Wherever the word "into" appears in the entries, copy the whole line.

===== Entries provided

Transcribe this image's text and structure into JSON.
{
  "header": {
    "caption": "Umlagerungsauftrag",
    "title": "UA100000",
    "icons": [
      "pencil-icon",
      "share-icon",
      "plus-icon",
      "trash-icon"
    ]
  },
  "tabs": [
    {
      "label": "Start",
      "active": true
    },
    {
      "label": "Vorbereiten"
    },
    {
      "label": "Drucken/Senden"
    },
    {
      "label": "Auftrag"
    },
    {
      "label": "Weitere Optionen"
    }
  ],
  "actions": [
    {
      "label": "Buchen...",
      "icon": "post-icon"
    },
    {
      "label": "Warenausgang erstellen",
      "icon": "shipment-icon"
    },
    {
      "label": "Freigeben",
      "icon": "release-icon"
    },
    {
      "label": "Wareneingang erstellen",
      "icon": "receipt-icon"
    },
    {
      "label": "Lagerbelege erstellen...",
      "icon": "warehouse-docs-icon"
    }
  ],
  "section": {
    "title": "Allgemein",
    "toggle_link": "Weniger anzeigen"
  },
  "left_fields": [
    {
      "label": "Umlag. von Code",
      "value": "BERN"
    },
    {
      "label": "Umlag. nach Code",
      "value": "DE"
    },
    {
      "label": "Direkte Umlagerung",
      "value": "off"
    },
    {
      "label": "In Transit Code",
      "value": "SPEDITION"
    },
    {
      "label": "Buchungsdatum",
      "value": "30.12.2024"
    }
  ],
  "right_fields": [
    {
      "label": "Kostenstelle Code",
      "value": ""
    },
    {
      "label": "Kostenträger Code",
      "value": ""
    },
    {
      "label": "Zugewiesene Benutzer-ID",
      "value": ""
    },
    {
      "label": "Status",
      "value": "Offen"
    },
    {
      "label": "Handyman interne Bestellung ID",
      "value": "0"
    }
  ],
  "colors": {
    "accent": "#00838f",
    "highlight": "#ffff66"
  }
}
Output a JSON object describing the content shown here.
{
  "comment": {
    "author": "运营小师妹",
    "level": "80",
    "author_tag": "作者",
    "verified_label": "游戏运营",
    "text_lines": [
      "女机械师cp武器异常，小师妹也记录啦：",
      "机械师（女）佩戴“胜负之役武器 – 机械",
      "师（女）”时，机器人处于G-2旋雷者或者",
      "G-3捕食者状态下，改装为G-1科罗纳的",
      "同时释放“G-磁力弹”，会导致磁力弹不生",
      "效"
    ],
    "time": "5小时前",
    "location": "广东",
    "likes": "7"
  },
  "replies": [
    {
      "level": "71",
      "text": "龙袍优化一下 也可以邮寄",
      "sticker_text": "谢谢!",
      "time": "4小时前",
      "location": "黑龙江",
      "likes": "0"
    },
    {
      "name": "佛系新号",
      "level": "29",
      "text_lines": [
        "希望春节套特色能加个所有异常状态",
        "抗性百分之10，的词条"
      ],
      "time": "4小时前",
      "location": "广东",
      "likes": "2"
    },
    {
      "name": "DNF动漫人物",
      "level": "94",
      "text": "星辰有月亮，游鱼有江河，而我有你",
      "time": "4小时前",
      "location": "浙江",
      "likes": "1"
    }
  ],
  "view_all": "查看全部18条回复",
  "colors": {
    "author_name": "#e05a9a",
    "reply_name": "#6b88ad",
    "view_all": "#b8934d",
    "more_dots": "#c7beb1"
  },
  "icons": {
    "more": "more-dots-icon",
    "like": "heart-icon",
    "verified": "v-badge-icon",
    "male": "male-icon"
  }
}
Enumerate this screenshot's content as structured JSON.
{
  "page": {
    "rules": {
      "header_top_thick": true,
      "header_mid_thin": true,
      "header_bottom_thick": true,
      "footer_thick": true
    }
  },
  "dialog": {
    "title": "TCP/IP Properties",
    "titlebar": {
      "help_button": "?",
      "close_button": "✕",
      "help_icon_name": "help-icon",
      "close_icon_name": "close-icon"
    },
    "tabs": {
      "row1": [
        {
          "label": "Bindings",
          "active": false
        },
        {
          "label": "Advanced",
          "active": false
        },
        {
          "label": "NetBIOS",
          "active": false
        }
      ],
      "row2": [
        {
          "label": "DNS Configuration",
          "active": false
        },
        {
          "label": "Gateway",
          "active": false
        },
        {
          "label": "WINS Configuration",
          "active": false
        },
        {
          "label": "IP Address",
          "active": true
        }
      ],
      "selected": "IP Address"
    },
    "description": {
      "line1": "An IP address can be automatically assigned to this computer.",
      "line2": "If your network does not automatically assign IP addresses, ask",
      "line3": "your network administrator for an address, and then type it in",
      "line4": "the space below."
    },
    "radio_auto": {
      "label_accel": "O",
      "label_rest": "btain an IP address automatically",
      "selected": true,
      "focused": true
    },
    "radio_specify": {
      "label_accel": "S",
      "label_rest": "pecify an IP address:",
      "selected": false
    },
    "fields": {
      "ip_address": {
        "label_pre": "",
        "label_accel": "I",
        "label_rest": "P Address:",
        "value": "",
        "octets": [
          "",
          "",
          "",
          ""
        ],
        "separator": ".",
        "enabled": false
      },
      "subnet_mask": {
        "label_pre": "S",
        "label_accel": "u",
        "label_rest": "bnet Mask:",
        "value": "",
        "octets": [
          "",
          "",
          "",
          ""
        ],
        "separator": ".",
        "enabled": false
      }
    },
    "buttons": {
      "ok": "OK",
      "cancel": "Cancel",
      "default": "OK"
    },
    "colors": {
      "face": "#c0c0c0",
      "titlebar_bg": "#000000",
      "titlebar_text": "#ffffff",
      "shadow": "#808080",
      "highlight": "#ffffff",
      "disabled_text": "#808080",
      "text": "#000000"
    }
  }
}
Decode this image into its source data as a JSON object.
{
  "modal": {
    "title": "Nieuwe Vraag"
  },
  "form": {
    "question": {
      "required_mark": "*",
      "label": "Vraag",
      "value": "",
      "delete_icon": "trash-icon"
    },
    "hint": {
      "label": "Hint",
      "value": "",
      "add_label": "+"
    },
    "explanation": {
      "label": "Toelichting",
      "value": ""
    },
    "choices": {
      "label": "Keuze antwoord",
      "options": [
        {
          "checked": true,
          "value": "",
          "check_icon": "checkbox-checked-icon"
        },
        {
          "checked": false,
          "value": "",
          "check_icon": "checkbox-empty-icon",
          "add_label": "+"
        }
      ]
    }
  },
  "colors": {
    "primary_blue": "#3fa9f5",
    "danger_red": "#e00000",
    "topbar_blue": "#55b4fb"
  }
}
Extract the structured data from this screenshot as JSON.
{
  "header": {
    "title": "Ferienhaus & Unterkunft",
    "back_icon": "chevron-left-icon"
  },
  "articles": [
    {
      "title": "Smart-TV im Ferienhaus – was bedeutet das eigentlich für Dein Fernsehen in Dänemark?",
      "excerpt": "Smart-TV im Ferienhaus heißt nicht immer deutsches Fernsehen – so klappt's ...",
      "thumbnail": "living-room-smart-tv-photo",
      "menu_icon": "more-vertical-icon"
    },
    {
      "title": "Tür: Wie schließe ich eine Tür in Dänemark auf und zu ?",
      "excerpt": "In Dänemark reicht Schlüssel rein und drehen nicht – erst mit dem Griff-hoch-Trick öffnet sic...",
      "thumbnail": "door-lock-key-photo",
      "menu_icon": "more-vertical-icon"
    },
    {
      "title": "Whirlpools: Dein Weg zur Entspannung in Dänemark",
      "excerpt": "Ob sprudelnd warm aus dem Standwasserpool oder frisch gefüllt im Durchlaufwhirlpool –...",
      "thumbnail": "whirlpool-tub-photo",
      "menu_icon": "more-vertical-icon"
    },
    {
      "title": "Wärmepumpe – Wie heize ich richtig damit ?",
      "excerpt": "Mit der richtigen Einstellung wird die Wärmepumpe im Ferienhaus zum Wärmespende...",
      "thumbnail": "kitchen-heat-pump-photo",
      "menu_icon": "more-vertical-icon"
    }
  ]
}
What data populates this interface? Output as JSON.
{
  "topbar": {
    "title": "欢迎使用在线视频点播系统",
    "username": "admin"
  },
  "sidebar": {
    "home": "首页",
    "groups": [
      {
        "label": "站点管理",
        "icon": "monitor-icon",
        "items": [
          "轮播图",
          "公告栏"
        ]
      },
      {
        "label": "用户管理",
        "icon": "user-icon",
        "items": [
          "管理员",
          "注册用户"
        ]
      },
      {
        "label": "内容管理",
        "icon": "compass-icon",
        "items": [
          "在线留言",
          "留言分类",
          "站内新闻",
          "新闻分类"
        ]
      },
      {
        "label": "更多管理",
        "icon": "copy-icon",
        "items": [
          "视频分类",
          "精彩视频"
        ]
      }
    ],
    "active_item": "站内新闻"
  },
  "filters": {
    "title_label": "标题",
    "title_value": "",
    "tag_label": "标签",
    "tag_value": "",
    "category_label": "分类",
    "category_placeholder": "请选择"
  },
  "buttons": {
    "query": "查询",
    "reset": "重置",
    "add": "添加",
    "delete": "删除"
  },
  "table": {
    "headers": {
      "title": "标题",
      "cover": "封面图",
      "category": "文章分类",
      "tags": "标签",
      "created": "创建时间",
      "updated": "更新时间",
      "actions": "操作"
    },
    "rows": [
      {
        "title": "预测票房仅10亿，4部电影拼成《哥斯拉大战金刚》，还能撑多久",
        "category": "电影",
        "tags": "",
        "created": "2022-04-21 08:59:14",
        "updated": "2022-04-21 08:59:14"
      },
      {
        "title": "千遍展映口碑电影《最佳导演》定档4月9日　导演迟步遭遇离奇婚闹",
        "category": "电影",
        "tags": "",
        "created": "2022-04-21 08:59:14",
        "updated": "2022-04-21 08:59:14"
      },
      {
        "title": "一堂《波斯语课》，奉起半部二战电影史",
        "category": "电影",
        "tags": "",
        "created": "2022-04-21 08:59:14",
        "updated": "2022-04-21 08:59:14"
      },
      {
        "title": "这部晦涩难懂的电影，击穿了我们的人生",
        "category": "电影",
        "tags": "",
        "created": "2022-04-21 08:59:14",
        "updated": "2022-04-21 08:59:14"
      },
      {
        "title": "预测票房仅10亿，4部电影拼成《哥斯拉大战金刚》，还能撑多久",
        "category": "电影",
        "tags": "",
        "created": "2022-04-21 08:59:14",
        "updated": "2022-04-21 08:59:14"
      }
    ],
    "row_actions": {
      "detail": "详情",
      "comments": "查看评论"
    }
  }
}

==========

→ Reply:
Transcribe this image's text and structure into JSON.
Decode this image into its source data as a JSON object.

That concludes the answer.